◆ Stored entries
--- begin ---

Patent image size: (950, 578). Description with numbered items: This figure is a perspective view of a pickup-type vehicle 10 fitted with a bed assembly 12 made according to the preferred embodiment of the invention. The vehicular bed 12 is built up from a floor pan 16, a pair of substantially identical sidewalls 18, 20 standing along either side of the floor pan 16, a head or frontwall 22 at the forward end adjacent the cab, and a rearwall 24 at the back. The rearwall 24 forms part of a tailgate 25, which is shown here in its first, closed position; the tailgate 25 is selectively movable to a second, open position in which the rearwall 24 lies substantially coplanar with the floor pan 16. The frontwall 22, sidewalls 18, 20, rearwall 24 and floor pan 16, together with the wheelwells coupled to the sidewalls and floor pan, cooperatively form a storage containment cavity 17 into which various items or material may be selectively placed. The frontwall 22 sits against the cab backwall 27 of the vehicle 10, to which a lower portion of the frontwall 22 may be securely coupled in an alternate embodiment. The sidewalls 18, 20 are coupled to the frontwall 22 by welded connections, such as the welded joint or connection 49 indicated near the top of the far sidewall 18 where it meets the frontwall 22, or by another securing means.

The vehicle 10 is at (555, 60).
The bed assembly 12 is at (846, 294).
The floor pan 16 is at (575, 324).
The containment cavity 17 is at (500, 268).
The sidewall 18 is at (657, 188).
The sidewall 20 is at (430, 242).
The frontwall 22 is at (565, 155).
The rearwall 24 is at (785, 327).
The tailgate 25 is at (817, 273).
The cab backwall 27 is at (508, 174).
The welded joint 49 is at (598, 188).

--- end ---

◆ EXERCISE TASK
Reproduce the items above with "perspective view" swapped for "isometric view" throughout, keeping every other word intact.

◆ ANSWER FOR THIS EXERCISE
Patent image size: (950, 578). Description with numbered items: This figure is a isometric view of a pickup-type vehicle 10 fitted with a bed assembly 12 made according to the preferred embodiment of the invention. The vehicular bed 12 is built up from a floor pan 16, a pair of substantially identical sidewalls 18, 20 standing along either side of the floor pan 16, a head or frontwall 22 at the forward end adjacent the cab, and a rearwall 24 at the back. The rearwall 24 forms part of a tailgate 25, which is shown here in its first, closed position; the tailgate 25 is selectively movable to a second, open position in which the rearwall 24 lies substantially coplanar with the floor pan 16. The frontwall 22, sidewalls 18, 20, rearwall 24 and floor pan 16, together with the wheelwells coupled to the sidewalls and floor pan, cooperatively form a storage containment cavity 17 into which various items or material may be selectively placed. The frontwall 22 sits against the cab backwall 27 of the vehicle 10, to which a lower portion of the frontwall 22 may be securely coupled in an alternate embodiment. The sidewalls 18, 20 are coupled to the frontwall 22 by welded connections, such as the welded joint or connection 49 indicated near the top of the far sidewall 18 where it meets the frontwall 22, or by another securing means.

The vehicle 10 is at (555, 60).
The bed assembly 12 is at (846, 294).
The floor pan 16 is at (575, 324).
The containment cavity 17 is at (500, 268).
The sidewall 18 is at (657, 188).
The sidewall 20 is at (430, 242).
The frontwall 22 is at (565, 155).
The rearwall 24 is at (785, 327).
The tailgate 25 is at (817, 273).
The cab backwall 27 is at (508, 174).
The welded joint 49 is at (598, 188).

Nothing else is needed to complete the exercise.